[Raw records]
---

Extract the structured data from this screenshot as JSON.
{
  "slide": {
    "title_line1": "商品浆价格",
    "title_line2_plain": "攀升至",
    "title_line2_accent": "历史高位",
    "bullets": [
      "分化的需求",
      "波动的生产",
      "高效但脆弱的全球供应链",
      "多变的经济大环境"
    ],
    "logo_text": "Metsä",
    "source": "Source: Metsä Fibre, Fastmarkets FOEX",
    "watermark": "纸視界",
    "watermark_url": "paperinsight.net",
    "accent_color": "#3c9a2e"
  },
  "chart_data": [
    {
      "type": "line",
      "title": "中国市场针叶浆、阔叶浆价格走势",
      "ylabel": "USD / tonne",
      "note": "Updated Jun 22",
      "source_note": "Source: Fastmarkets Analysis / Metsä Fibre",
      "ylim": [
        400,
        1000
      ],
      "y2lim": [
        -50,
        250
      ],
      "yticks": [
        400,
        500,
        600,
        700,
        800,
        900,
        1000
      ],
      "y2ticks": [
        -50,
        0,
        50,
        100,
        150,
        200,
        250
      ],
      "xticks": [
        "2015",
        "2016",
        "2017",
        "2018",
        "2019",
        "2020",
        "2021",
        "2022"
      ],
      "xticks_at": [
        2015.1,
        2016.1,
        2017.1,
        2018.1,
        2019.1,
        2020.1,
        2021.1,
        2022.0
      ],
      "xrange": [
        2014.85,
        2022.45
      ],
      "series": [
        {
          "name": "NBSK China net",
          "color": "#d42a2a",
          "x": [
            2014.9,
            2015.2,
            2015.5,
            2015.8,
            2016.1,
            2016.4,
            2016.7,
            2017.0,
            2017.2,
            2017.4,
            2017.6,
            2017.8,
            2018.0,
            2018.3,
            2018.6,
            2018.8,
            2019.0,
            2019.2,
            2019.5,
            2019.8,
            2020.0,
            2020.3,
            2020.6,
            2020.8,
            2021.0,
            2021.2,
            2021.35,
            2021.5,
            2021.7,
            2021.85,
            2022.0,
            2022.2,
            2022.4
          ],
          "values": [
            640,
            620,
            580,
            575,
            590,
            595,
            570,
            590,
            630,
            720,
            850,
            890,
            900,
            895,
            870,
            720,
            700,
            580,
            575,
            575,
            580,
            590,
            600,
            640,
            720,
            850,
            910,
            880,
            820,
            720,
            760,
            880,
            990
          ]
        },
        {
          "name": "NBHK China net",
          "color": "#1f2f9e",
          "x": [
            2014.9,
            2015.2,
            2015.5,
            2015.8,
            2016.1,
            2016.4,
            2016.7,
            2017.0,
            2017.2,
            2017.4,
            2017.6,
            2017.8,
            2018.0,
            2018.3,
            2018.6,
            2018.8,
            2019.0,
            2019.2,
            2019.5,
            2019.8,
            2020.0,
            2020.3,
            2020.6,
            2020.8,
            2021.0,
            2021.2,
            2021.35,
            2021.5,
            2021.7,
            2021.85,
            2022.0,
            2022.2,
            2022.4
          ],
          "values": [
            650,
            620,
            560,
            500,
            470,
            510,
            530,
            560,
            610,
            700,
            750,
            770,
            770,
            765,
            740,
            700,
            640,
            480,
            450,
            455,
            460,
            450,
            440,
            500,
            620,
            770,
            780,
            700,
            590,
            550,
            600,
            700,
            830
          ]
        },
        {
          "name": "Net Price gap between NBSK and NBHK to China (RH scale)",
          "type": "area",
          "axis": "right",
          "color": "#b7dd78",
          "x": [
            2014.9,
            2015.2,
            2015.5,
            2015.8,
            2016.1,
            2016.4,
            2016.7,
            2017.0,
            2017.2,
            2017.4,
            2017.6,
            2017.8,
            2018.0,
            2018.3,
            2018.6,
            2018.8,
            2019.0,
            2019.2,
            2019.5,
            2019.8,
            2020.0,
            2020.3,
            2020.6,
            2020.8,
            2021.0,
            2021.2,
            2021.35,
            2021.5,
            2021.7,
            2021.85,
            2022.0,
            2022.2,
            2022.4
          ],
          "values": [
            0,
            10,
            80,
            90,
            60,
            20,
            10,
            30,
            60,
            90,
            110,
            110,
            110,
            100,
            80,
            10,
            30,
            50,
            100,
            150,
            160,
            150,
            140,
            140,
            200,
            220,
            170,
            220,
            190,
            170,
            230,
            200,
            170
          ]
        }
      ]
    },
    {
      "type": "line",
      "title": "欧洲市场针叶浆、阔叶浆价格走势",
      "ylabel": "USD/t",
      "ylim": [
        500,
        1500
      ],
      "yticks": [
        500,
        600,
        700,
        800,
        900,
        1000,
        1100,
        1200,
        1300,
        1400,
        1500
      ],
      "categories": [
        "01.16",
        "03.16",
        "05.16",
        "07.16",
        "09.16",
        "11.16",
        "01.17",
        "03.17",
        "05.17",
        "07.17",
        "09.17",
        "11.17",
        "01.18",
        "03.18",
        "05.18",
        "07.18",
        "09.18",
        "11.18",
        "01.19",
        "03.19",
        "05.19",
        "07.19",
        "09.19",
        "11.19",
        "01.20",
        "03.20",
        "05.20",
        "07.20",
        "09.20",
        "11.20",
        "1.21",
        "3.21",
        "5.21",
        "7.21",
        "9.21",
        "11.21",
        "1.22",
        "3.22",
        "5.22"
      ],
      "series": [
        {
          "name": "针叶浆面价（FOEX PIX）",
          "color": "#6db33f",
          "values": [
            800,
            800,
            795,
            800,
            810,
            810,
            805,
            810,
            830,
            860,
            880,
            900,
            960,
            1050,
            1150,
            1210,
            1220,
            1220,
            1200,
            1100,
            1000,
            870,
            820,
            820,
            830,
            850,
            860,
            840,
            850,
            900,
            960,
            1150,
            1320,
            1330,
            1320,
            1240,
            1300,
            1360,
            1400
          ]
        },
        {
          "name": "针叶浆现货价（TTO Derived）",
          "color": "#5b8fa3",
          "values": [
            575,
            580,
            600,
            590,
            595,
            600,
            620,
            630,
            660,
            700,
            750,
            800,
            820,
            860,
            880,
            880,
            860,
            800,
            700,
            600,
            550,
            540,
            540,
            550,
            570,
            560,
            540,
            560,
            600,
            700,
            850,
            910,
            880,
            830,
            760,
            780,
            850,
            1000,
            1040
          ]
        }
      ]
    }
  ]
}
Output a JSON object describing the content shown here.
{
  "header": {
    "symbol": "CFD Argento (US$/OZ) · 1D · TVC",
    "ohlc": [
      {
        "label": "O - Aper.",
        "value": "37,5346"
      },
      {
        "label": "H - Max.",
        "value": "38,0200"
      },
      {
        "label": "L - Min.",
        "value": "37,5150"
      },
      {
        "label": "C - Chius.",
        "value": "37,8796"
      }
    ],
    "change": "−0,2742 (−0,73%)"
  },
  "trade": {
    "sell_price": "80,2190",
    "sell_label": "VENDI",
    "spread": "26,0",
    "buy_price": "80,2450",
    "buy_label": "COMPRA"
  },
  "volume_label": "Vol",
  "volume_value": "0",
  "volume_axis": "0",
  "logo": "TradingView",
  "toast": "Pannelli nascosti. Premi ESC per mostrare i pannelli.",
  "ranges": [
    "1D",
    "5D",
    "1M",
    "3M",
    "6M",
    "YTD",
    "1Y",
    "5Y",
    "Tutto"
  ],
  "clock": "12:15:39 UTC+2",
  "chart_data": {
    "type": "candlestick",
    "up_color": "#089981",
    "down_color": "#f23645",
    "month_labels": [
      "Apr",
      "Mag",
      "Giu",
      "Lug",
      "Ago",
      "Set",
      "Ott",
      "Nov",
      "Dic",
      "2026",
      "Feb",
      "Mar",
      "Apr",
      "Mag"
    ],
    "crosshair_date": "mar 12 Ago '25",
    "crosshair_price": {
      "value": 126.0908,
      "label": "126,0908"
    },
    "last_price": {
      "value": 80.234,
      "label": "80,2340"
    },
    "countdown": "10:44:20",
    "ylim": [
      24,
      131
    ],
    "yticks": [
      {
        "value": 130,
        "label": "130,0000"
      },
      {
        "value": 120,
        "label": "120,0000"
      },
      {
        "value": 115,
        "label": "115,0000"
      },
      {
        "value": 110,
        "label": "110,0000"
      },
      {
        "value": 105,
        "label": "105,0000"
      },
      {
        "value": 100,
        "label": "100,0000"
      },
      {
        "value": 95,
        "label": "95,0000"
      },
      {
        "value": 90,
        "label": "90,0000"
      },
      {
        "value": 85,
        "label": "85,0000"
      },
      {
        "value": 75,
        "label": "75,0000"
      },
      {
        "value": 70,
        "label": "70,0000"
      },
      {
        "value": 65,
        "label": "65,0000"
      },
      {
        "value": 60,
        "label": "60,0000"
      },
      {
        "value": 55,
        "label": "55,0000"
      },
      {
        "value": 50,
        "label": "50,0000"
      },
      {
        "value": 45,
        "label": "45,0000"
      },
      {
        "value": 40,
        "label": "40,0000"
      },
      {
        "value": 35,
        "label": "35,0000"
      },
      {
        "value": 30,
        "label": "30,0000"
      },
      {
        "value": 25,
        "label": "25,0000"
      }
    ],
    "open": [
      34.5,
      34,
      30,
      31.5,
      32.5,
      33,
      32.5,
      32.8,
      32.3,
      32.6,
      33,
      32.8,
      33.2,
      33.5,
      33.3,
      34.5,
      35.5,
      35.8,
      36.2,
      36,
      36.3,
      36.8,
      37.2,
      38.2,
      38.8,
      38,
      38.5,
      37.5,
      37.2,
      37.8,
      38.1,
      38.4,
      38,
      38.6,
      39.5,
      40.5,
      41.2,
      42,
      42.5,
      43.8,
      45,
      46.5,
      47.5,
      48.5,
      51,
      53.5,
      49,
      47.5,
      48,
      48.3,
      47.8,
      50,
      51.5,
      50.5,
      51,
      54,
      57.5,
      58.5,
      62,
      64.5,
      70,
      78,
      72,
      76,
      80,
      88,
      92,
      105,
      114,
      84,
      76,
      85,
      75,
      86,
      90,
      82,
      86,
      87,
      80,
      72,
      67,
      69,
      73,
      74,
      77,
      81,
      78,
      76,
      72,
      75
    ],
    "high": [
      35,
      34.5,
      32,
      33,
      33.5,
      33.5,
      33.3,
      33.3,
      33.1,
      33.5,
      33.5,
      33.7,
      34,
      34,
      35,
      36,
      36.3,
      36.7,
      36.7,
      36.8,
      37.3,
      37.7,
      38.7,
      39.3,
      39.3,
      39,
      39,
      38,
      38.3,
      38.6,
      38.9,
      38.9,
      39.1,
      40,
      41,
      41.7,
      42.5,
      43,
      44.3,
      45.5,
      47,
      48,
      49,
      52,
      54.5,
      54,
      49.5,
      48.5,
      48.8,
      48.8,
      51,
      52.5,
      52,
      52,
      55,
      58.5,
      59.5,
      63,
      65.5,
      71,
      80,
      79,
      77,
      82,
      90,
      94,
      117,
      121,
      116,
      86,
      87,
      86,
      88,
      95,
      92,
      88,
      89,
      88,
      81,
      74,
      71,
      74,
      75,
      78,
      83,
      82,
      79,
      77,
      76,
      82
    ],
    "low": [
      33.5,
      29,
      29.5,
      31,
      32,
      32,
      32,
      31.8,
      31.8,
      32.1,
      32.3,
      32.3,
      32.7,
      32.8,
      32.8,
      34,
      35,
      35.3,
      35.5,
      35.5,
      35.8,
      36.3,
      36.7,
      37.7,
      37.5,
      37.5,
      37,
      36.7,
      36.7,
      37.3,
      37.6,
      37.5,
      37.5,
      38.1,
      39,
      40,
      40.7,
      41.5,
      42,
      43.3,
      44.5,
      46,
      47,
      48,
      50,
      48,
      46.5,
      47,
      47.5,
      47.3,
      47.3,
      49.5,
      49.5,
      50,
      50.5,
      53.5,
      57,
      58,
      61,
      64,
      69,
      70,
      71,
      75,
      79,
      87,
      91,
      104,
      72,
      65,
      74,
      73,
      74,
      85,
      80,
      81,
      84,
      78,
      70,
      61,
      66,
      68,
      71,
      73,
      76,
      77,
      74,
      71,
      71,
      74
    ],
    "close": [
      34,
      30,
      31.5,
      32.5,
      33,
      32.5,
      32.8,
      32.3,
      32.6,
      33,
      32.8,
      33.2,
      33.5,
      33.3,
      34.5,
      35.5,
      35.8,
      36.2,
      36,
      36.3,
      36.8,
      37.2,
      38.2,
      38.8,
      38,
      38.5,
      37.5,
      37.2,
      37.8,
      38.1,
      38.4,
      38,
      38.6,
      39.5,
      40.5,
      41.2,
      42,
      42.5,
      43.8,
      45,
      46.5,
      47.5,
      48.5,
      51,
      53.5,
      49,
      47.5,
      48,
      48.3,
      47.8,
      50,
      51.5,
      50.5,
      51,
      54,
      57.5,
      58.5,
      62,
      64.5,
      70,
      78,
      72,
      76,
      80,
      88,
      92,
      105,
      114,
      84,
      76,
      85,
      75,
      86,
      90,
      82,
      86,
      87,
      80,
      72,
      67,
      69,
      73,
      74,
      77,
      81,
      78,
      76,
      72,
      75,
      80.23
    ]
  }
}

---

**What needs to be done**
From the data above, copy each line that has the string "NBHK".

**Response to the task**
          "name": "NBHK China net",
          "name": "Net Price gap between NBSK and NBHK to China (RH scale)",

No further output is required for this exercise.